▸ INSTRUCTIONS TO FOLLOW
Rewrite the data below, starting with the line containing "Text: 1: 1 — [197, 82, 205, 95]" and going on through the line containing "UI element localization: list", swapping every "Ellipse" for "Oval" and leaving everything else unchanged. Return only those lines.

• • • •

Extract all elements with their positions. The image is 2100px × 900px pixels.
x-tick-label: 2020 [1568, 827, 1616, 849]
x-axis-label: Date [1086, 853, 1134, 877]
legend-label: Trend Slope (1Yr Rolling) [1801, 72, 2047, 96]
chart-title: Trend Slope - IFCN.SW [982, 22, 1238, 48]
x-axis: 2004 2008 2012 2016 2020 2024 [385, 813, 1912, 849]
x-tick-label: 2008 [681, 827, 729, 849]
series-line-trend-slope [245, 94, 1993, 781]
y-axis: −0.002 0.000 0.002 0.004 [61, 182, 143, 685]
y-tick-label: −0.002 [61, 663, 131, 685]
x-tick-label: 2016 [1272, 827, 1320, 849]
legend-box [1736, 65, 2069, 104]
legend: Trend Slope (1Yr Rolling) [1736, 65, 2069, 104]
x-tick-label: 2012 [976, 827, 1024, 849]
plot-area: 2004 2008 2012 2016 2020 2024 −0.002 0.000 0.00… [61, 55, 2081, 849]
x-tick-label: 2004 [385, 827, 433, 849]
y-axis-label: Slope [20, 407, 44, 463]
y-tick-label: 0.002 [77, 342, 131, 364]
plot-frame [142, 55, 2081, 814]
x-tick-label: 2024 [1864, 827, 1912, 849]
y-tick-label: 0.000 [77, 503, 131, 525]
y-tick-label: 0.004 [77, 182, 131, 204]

• • • •

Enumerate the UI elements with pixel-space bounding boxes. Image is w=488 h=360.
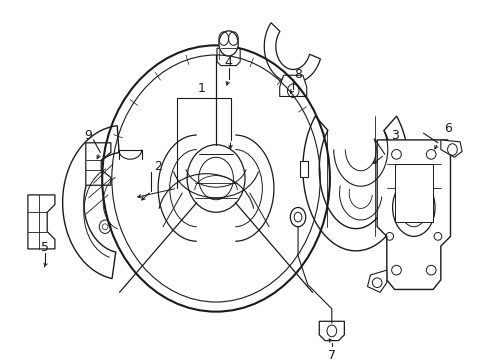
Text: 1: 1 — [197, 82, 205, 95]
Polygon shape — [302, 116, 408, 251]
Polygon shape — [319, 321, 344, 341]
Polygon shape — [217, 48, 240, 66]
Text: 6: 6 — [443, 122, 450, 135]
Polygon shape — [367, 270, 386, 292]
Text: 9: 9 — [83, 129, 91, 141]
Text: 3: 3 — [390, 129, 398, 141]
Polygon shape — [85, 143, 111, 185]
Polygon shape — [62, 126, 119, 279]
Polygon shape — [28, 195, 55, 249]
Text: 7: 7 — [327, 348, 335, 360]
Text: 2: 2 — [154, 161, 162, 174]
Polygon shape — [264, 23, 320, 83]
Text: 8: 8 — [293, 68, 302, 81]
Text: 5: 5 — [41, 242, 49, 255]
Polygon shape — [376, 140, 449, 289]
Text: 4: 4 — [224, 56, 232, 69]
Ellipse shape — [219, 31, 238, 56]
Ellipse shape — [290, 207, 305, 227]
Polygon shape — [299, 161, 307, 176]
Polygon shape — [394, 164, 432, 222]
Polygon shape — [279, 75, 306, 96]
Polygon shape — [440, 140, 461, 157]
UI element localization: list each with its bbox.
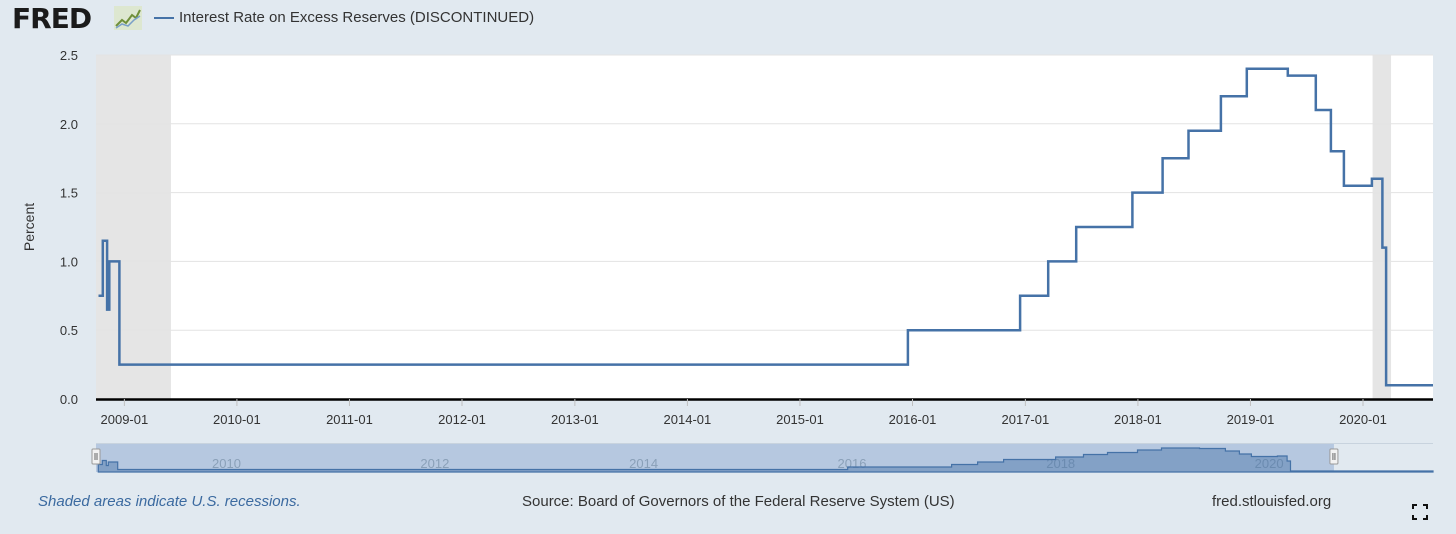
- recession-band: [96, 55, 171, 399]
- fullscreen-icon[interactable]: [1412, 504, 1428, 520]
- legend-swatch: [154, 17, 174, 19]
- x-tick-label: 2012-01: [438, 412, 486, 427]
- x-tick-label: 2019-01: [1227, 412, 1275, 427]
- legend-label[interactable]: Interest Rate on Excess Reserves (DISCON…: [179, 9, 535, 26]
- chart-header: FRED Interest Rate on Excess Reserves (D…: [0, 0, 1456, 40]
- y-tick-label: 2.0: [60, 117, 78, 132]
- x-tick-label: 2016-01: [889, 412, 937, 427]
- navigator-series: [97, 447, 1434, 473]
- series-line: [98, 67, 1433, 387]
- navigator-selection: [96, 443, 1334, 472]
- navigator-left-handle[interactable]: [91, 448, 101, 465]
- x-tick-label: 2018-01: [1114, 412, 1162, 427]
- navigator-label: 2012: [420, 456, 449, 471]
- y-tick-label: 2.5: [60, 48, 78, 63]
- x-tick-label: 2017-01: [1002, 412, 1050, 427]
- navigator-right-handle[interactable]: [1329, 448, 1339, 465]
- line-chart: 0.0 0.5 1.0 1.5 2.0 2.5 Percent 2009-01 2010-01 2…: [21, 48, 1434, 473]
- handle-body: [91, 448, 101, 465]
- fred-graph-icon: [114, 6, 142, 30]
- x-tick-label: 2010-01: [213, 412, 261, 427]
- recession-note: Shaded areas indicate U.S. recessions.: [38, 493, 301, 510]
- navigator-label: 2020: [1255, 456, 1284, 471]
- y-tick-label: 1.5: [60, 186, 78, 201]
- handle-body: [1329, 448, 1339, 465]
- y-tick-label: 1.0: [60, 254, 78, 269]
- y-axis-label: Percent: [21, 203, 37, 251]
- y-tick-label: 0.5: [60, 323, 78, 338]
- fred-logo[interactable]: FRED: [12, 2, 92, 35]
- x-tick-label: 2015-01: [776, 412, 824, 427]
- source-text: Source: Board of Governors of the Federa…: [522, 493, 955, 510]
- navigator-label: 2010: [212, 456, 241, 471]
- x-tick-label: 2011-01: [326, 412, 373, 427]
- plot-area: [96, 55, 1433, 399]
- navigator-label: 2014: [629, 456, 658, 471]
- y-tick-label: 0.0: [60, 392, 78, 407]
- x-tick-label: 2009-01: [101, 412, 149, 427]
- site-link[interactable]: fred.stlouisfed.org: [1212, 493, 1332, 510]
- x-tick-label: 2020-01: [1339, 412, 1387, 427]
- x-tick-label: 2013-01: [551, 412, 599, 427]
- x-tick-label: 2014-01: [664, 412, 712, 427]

• • • •

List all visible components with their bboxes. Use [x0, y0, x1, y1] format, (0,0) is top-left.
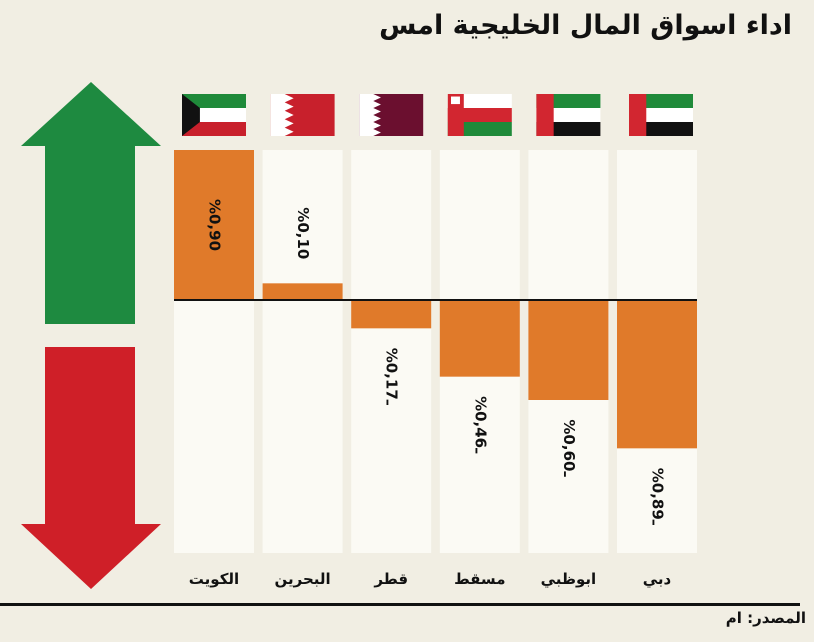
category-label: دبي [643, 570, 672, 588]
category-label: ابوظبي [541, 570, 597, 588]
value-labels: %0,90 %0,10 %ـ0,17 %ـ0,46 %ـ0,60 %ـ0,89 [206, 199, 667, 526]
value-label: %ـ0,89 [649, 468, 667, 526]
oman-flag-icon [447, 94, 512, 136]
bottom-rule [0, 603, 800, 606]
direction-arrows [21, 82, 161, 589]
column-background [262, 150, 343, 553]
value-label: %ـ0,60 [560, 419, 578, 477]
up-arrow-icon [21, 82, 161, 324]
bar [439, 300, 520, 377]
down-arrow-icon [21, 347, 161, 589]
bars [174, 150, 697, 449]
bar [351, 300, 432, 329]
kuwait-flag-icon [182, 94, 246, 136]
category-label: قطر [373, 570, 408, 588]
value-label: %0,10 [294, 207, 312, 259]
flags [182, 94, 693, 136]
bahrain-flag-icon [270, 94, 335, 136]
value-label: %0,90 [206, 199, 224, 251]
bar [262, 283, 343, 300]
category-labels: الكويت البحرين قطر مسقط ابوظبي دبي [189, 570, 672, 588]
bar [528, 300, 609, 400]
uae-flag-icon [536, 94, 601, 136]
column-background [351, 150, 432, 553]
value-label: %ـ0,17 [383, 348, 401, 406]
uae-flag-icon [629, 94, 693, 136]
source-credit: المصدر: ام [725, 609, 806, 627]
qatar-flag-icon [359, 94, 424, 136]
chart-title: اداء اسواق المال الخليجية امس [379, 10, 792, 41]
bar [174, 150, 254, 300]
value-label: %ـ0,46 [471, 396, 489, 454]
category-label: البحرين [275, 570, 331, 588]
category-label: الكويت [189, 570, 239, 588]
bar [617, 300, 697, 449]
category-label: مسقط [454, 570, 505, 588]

• • • •

▸ OUTPUT BELOW
Text: 1: 1 — [197, 82, 205, 95]
Polygon shape — [302, 116, 408, 251]
Polygon shape — [319, 321, 344, 341]
Polygon shape — [217, 48, 240, 66]
Text: 6: 6 — [443, 122, 450, 135]
Polygon shape — [367, 270, 386, 292]
Text: 9: 9 — [83, 129, 91, 141]
Text: 3: 3 — [390, 129, 398, 141]
Polygon shape — [85, 143, 111, 185]
Polygon shape — [62, 126, 119, 279]
Polygon shape — [28, 195, 55, 249]
Text: 7: 7 — [327, 348, 335, 360]
Text: 2: 2 — [154, 161, 162, 174]
Polygon shape — [264, 23, 320, 83]
Text: 8: 8 — [293, 68, 302, 81]
Text: 5: 5 — [41, 242, 49, 255]
Polygon shape — [376, 140, 449, 289]
Text: 4: 4 — [224, 56, 232, 69]
Oval shape — [219, 31, 238, 56]
Oval shape — [290, 207, 305, 227]
Polygon shape — [299, 161, 307, 176]
Polygon shape — [394, 164, 432, 222]
Polygon shape — [279, 75, 306, 96]
Polygon shape — [440, 140, 461, 157]
UI element localization: list each with its bbox.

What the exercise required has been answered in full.